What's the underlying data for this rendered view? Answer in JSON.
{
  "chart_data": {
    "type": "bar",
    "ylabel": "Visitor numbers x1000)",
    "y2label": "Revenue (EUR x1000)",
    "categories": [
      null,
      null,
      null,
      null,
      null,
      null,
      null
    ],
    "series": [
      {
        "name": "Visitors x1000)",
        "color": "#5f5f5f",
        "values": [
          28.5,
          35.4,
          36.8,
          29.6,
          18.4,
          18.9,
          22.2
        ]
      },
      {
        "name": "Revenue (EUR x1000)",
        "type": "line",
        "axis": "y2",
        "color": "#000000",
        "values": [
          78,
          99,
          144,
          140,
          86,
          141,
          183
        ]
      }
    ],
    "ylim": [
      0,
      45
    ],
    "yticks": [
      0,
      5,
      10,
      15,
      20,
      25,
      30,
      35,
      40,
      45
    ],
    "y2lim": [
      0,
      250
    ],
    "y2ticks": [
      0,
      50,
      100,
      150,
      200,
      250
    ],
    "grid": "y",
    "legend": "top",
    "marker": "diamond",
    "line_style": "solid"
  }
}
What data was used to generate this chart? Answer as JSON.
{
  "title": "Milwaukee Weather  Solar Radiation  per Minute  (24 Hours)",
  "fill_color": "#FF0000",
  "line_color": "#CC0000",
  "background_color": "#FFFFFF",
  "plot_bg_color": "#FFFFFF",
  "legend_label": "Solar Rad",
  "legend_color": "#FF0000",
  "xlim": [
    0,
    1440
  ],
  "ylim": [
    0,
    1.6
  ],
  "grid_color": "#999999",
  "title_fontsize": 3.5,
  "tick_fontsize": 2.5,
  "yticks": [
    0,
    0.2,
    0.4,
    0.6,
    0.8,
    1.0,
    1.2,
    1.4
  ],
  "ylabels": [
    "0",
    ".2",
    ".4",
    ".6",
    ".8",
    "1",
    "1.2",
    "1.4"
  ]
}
==
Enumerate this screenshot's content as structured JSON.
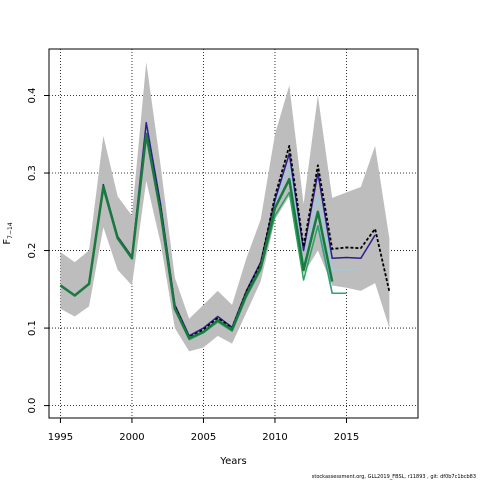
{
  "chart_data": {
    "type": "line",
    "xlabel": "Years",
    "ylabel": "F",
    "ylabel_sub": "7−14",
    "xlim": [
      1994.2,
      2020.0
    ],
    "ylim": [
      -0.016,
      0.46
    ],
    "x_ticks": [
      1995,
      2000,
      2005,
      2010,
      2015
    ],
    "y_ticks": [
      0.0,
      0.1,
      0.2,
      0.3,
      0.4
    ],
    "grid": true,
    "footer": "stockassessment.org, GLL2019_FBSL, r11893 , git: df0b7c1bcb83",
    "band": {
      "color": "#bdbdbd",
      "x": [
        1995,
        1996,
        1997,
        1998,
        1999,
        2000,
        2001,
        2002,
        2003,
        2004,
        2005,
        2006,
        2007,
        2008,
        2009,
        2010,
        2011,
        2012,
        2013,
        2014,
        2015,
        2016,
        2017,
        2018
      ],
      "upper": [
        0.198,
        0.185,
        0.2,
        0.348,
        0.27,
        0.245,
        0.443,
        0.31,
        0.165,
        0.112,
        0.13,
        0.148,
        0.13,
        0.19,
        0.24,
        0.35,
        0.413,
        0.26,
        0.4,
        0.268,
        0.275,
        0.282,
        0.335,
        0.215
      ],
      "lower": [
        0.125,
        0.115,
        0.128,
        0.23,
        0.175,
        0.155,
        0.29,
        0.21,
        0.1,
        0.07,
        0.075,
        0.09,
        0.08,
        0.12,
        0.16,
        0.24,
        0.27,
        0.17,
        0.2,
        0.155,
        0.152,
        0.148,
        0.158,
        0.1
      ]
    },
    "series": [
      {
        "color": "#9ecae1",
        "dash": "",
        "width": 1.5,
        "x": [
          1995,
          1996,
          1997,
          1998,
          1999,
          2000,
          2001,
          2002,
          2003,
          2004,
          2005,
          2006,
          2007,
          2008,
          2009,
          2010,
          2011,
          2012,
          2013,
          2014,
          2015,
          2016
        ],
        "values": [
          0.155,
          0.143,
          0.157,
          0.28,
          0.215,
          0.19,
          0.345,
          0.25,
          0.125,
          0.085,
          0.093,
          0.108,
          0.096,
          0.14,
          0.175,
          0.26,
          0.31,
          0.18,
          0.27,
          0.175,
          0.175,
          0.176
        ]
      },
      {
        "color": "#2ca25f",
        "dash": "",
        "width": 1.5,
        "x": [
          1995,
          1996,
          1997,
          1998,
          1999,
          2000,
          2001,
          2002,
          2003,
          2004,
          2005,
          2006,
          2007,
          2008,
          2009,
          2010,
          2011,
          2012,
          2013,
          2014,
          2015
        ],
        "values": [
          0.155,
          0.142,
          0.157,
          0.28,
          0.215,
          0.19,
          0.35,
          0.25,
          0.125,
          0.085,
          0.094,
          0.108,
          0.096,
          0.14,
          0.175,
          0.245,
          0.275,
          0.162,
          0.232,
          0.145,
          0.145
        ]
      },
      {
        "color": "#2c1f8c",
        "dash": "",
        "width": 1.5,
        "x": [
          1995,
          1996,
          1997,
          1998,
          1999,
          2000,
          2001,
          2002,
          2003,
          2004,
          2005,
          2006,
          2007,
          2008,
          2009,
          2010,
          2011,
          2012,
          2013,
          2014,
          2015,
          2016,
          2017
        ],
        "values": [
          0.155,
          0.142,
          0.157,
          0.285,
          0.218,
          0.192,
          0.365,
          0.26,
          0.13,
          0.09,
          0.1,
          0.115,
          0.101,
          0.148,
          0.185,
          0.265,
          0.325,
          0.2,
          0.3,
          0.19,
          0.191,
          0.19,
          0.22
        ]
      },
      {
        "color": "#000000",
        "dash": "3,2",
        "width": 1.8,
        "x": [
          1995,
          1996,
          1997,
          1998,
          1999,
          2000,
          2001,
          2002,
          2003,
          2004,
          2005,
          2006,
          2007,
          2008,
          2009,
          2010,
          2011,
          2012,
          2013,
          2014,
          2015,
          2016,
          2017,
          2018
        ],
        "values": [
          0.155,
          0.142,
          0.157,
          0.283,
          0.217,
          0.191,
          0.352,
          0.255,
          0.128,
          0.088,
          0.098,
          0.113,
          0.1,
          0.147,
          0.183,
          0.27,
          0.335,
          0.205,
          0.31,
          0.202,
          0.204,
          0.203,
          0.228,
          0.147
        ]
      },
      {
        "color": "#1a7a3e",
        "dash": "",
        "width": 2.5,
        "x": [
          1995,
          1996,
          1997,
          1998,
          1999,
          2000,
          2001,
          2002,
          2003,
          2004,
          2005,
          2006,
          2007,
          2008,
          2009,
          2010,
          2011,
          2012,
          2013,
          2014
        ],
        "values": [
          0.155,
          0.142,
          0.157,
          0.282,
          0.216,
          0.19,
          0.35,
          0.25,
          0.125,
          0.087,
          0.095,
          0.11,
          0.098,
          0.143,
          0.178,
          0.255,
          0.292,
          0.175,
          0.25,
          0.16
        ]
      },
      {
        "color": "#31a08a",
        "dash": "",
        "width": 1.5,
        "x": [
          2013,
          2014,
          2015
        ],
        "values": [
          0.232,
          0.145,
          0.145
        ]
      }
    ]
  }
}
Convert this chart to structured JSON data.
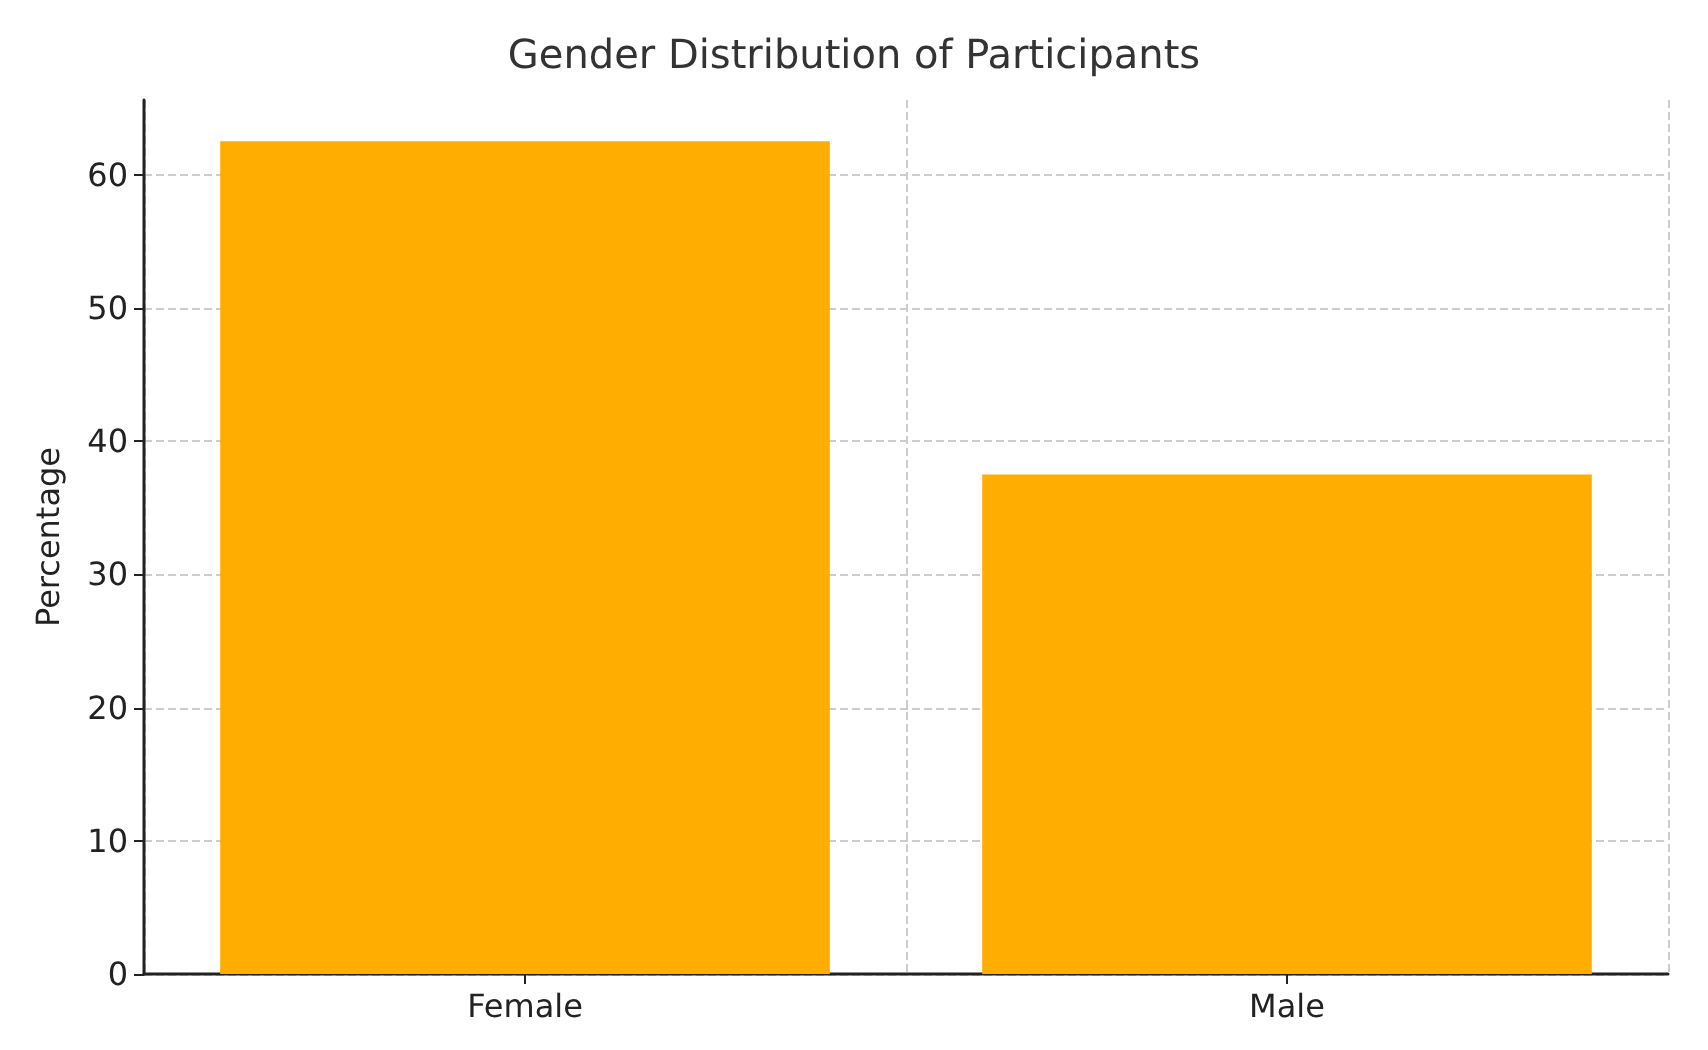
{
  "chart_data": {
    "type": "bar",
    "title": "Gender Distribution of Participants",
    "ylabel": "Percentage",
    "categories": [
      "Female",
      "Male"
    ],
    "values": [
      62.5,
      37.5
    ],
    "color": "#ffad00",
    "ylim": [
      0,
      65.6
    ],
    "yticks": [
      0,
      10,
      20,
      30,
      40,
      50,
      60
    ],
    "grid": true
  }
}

EXERCISE TASK
Pick out every line above that holds the word "Answer" and copy it.

TASK OUTPUT
What's the underlying data for this rendered view? Answer in JSON.
What data was used to generate this chart? Answer as JSON.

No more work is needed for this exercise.